** Start of TASK INPUTS **

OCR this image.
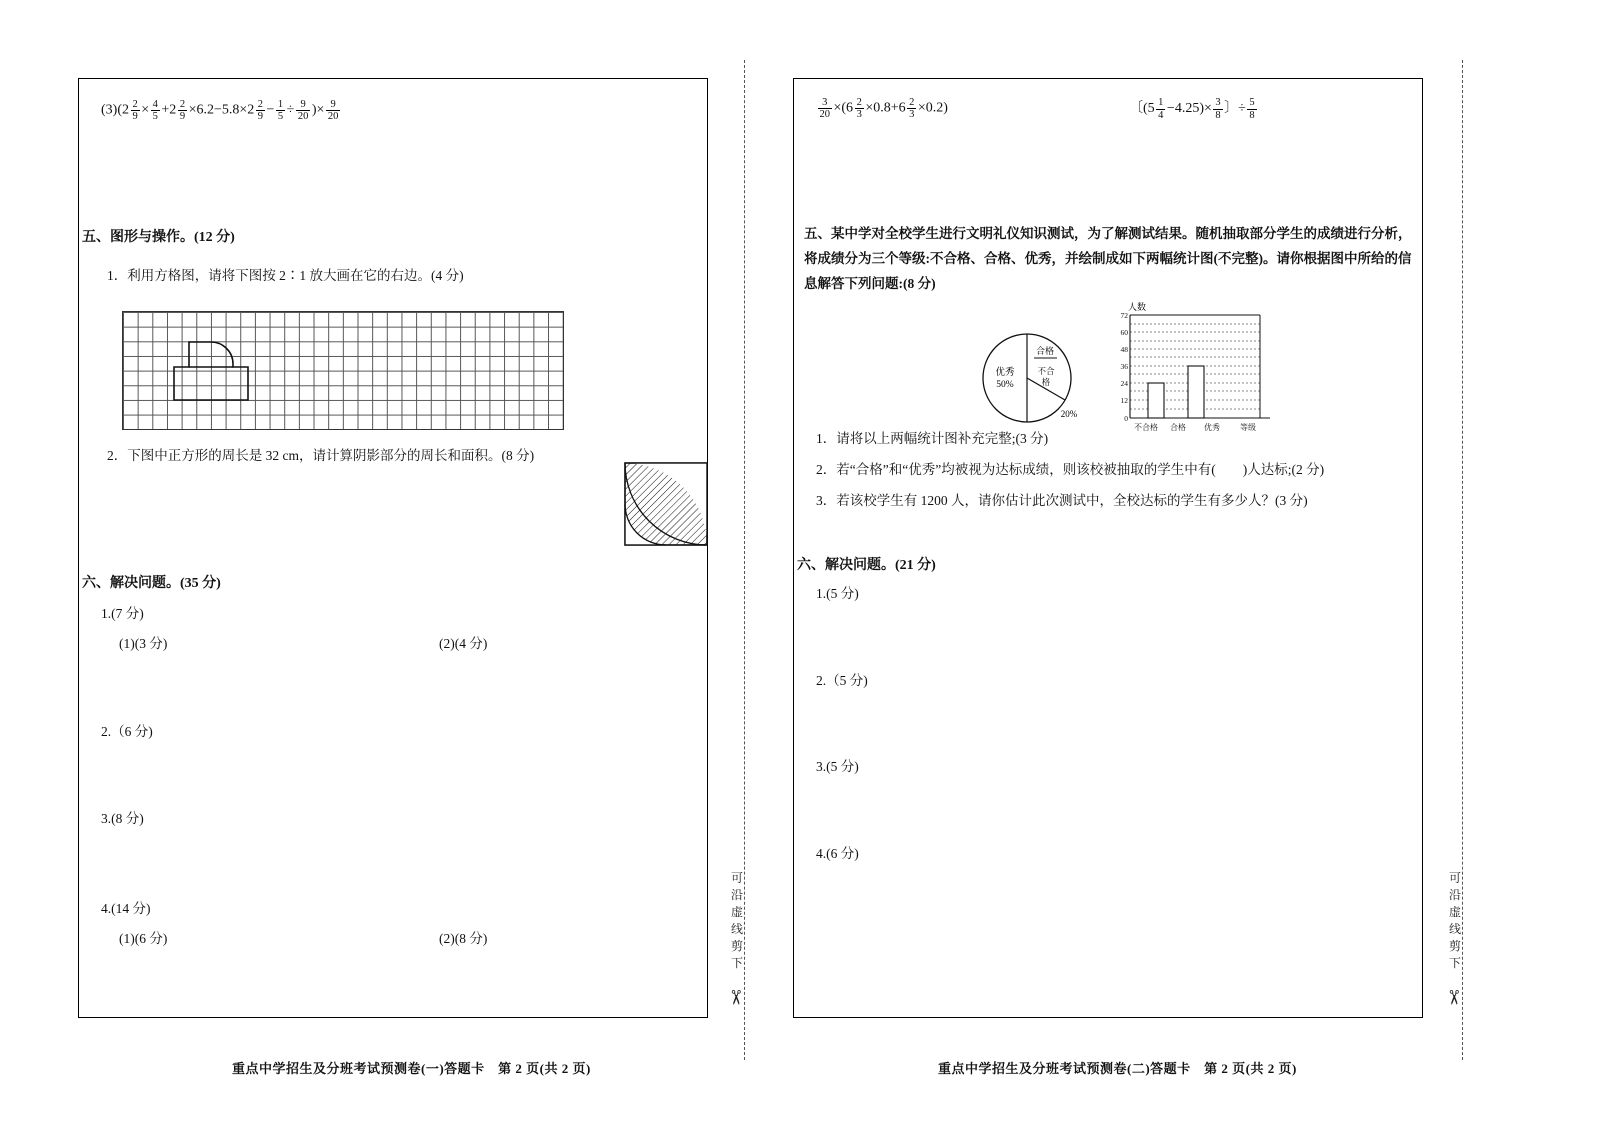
$(3)(2 \frac{2}{9} \times \frac{4}{5} +2 \frac{2}{9} \times 6.2-5.8\times 2 \frac{2}{9} - \frac{1}{5} \div \frac{9}{20}$ )× $\frac{9}{20}$
五、图形与操作。(12 分)
1．利用方格图，请将下图按 2∶1 放大画在它的右边。(4 分)
2．下图中正方形的周长是 32 cm，请计算阴影部分的周长和面积。(8 分)
六、解决问题。(35 分)
1.(7 分)
(1)(3 分)	(2)(4 分)
2.（6 分)
3.(8 分)
4.(14 分)
(1)(6 分)	(2)(8 分)
重点中学招生及分班考试预测卷(一)答题卡　第 2 页(共 2 页)
$\frac{3}{20} \times(6 \frac{2}{3} \times 0.8+6 \frac{2}{3} \times 0.2)$	〔$(5 \frac{1}{4} -4.25)\times \frac{3}{8}$ 〕÷ $\frac{5}{8}$
五、某中学对全校学生进行文明礼仪知识测试，为了解测试结果。随机抽取部分学生的成绩进行分析，将成绩分为三个等级:不合格、合格、优秀，并绘制成如下两幅统计图(不完整)。请你根据图中所给的信息解答下列问题:(8 分)
1．请将以上两幅统计图补充完整;(3 分)
2．若“合格”和“优秀”均被视为达标成绩，则该校被抽取的学生中有(　　)人达标;(2 分)
3．若该校学生有 1200 人，请你估计此次测试中，全校达标的学生有多少人？(3 分)
六、解决问题。(21 分)
1.(5 分)
2.（5 分)
3.(5 分)
4.(6 分)
优秀
50%
合格
不合
格
20%
人数
72
60
48
36
24
12
0
不合格 合格 优秀	等级
重点中学招生及分班考试预测卷(二)答题卡　第 2 页(共 2 页)
可沿虚线剪下
可沿虚线剪下
✂	✂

** End of TASK INPUTS **

- **DIRECTION**:
Quote every record above exactly, leaving out the pictures.

- **EXPECTED ANSWER**:
OCR this image.
$(3)(2 \frac{2}{9} \times \frac{4}{5} +2 \frac{2}{9} \times 6.2-5.8\times 2 \frac{2}{9} - \frac{1}{5} \div \frac{9}{20}$ )× $\frac{9}{20}$
五、图形与操作。(12 分)
1．利用方格图，请将下图按 2∶1 放大画在它的右边。(4 分)
2．下图中正方形的周长是 32 cm，请计算阴影部分的周长和面积。(8 分)
六、解决问题。(35 分)
1.(7 分)
(1)(3 分)	(2)(4 分)
2.（6 分)
3.(8 分)
4.(14 分)
(1)(6 分)	(2)(8 分)
重点中学招生及分班考试预测卷(一)答题卡　第 2 页(共 2 页)
$\frac{3}{20} \times(6 \frac{2}{3} \times 0.8+6 \frac{2}{3} \times 0.2)$	〔$(5 \frac{1}{4} -4.25)\times \frac{3}{8}$ 〕÷ $\frac{5}{8}$
五、某中学对全校学生进行文明礼仪知识测试，为了解测试结果。随机抽取部分学生的成绩进行分析，将成绩分为三个等级:不合格、合格、优秀，并绘制成如下两幅统计图(不完整)。请你根据图中所给的信息解答下列问题:(8 分)
1．请将以上两幅统计图补充完整;(3 分)
2．若“合格”和“优秀”均被视为达标成绩，则该校被抽取的学生中有(　　)人达标;(2 分)
3．若该校学生有 1200 人，请你估计此次测试中，全校达标的学生有多少人？(3 分)
六、解决问题。(21 分)
1.(5 分)
2.（5 分)
3.(5 分)
4.(6 分)
优秀
50%
合格
不合
格
20%
人数
72
60
48
36
24
12
0
不合格 合格 优秀	等级
重点中学招生及分班考试预测卷(二)答题卡　第 2 页(共 2 页)
可沿虚线剪下
可沿虚线剪下
✂	✂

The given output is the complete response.